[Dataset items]
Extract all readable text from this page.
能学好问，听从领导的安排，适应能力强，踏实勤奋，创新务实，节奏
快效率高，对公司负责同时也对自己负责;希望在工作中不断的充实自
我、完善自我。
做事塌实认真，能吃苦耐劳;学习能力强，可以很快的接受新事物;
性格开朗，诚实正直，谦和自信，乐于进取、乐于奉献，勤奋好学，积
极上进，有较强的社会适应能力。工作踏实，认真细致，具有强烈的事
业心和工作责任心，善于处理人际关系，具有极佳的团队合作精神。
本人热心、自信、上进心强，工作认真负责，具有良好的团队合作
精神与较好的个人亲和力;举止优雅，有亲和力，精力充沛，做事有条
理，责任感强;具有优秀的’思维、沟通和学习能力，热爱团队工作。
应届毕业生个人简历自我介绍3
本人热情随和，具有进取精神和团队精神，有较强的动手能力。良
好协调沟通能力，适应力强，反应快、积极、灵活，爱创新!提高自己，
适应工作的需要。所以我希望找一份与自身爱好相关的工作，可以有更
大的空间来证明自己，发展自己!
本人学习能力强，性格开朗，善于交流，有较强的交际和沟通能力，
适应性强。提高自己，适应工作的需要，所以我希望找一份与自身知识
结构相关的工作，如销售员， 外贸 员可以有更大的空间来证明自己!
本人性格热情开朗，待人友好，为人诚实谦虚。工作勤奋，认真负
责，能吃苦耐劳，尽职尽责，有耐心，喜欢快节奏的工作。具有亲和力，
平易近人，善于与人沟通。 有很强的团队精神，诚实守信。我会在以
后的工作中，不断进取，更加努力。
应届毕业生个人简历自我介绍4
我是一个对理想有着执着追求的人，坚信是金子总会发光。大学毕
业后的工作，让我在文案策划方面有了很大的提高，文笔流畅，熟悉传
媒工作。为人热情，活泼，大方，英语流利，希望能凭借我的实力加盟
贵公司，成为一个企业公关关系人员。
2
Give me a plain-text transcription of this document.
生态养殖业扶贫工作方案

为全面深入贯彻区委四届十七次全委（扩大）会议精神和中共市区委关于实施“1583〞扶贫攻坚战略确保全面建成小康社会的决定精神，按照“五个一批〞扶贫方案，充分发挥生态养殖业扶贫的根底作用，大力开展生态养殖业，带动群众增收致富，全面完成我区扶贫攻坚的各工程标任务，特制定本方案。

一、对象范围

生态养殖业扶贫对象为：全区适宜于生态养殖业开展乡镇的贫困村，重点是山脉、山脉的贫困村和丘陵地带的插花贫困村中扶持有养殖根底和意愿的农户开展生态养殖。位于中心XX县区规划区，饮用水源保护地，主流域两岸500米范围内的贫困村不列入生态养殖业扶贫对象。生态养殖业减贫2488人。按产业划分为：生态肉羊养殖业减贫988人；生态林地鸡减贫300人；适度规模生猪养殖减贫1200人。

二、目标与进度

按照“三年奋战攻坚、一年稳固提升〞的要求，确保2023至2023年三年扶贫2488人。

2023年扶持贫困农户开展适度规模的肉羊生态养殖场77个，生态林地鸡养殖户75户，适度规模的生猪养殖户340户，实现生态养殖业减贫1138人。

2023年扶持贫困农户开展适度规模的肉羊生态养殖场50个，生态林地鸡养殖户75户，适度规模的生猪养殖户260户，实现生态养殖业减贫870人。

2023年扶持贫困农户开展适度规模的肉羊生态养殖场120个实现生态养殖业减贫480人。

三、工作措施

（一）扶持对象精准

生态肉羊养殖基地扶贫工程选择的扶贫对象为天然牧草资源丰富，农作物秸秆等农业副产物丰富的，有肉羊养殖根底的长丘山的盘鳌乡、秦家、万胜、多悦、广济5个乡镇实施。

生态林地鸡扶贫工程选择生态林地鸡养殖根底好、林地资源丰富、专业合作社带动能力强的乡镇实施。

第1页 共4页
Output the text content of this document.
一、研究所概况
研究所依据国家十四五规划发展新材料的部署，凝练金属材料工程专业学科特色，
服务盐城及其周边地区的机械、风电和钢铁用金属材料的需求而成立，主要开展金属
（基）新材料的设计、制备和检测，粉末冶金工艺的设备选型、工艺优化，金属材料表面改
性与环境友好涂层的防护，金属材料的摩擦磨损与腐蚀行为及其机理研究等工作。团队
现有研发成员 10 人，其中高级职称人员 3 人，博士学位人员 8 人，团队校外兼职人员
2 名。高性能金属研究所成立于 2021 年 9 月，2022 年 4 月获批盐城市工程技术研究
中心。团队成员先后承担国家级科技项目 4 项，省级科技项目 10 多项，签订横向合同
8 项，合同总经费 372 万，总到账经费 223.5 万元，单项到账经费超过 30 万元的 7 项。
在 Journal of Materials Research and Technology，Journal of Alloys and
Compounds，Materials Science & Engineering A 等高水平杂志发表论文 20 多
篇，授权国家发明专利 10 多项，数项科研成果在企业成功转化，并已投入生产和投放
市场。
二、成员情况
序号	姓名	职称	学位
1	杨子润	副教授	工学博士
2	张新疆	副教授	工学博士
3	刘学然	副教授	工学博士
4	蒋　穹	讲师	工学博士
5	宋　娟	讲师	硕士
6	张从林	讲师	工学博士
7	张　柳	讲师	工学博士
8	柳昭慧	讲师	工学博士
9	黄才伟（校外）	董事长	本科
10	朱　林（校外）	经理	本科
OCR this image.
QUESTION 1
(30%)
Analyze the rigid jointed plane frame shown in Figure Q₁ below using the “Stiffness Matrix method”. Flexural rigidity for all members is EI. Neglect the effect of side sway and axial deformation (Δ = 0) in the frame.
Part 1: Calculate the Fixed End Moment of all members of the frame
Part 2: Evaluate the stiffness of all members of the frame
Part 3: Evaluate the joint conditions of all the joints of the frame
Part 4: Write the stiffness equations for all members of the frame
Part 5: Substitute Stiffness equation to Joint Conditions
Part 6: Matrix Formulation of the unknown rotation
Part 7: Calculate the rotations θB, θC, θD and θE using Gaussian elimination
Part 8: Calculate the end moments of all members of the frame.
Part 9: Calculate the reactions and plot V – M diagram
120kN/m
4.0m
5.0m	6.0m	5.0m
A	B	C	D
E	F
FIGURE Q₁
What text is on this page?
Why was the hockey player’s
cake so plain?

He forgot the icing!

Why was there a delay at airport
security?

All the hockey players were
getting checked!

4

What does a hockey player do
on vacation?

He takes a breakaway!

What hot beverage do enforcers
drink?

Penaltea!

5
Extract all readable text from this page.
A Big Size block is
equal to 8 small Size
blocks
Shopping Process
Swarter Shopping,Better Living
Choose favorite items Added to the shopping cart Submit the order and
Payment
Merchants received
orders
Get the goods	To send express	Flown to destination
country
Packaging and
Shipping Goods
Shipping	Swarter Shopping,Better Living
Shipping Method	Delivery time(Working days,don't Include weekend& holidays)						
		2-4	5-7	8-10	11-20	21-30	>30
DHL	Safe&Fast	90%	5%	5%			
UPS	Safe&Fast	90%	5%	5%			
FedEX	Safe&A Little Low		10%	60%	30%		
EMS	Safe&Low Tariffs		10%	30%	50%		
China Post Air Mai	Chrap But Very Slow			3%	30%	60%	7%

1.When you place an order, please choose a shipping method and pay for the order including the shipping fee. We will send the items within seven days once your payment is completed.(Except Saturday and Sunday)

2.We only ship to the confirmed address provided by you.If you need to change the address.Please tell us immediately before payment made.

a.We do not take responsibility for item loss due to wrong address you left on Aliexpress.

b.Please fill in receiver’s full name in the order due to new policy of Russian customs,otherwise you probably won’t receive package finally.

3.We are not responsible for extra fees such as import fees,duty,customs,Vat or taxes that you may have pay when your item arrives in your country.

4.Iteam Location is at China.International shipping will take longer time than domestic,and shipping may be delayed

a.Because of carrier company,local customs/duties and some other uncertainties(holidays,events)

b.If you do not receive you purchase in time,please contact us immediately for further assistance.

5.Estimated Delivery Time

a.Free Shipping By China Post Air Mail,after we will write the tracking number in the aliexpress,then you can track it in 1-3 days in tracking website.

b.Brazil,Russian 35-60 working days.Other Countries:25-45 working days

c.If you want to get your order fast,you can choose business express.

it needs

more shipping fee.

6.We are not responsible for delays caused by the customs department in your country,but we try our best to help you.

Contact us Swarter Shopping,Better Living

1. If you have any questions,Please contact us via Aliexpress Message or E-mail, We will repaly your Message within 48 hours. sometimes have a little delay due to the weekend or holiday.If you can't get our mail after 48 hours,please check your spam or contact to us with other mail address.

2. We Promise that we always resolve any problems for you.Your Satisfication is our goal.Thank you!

• **EXERCISE TASK**: Only lines that contain the word "have" are wanted; copy each of them.

• **ANSWER TO THE PROBLEM**:
3.We are not responsible for extra fees such as import fees,duty,customs,Vat or taxes that you may have pay when your item arrives in your country.
1. If you have any questions,Please contact us via Aliexpress Message or E-mail, We will repaly your Message within 48 hours. sometimes have a little delay due to the weekend or holiday.If you can't get our mail after 48 hours,please check your spam or contact to us with other mail address.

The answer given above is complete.